-- Material for this task --
◇ ◇ ◇

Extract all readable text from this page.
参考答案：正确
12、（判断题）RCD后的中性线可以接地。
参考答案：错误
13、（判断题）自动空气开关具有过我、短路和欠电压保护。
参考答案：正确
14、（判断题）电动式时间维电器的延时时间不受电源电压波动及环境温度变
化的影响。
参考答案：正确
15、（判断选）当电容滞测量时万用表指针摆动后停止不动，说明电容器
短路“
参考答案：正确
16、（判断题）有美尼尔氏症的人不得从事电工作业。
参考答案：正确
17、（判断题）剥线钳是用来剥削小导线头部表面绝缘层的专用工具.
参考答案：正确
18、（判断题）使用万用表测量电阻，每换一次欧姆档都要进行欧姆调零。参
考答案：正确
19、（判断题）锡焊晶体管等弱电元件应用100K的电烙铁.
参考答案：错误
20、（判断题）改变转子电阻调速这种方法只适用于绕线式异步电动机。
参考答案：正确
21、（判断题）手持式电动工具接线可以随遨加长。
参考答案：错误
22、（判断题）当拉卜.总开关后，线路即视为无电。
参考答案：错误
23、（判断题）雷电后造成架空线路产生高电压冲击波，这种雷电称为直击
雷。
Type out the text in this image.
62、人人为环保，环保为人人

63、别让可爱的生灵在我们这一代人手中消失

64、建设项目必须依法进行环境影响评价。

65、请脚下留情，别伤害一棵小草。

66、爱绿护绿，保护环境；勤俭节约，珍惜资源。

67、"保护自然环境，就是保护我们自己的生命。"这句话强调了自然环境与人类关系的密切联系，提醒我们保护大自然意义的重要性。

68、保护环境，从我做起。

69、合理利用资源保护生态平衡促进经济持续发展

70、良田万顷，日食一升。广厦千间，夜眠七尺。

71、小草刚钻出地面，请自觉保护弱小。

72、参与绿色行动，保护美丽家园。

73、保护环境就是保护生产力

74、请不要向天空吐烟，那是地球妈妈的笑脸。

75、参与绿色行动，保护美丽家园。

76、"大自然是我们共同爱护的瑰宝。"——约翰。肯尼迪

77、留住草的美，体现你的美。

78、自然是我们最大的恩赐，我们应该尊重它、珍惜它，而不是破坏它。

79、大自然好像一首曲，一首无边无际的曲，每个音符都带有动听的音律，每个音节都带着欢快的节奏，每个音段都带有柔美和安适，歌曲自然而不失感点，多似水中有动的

◇ ◇ ◇

-- Problem to work on --
Repeat all of the records above exactly as written.

-- Solved problem --
Extract all readable text from this page.
参考答案：正确
12、（判断题）RCD后的中性线可以接地。
参考答案：错误
13、（判断题）自动空气开关具有过我、短路和欠电压保护。
参考答案：正确
14、（判断题）电动式时间维电器的延时时间不受电源电压波动及环境温度变
化的影响。
参考答案：正确
15、（判断选）当电容滞测量时万用表指针摆动后停止不动，说明电容器
短路“
参考答案：正确
16、（判断题）有美尼尔氏症的人不得从事电工作业。
参考答案：正确
17、（判断题）剥线钳是用来剥削小导线头部表面绝缘层的专用工具.
参考答案：正确
18、（判断题）使用万用表测量电阻，每换一次欧姆档都要进行欧姆调零。参
考答案：正确
19、（判断题）锡焊晶体管等弱电元件应用100K的电烙铁.
参考答案：错误
20、（判断题）改变转子电阻调速这种方法只适用于绕线式异步电动机。
参考答案：正确
21、（判断题）手持式电动工具接线可以随遨加长。
参考答案：错误
22、（判断题）当拉卜.总开关后，线路即视为无电。
参考答案：错误
23、（判断题）雷电后造成架空线路产生高电压冲击波，这种雷电称为直击
雷。
Type out the text in this image.
62、人人为环保，环保为人人

63、别让可爱的生灵在我们这一代人手中消失

64、建设项目必须依法进行环境影响评价。

65、请脚下留情，别伤害一棵小草。

66、爱绿护绿，保护环境；勤俭节约，珍惜资源。

67、"保护自然环境，就是保护我们自己的生命。"这句话强调了自然环境与人类关系的密切联系，提醒我们保护大自然意义的重要性。

68、保护环境，从我做起。

69、合理利用资源保护生态平衡促进经济持续发展

70、良田万顷，日食一升。广厦千间，夜眠七尺。

71、小草刚钻出地面，请自觉保护弱小。

72、参与绿色行动，保护美丽家园。

73、保护环境就是保护生产力

74、请不要向天空吐烟，那是地球妈妈的笑脸。

75、参与绿色行动，保护美丽家园。

76、"大自然是我们共同爱护的瑰宝。"——约翰。肯尼迪

77、留住草的美，体现你的美。

78、自然是我们最大的恩赐，我们应该尊重它、珍惜它，而不是破坏它。

79、大自然好像一首曲，一首无边无际的曲，每个音符都带有动听的音律，每个音节都带着欢快的节奏，每个音段都带有柔美和安适，歌曲自然而不失感点，多似水中有动的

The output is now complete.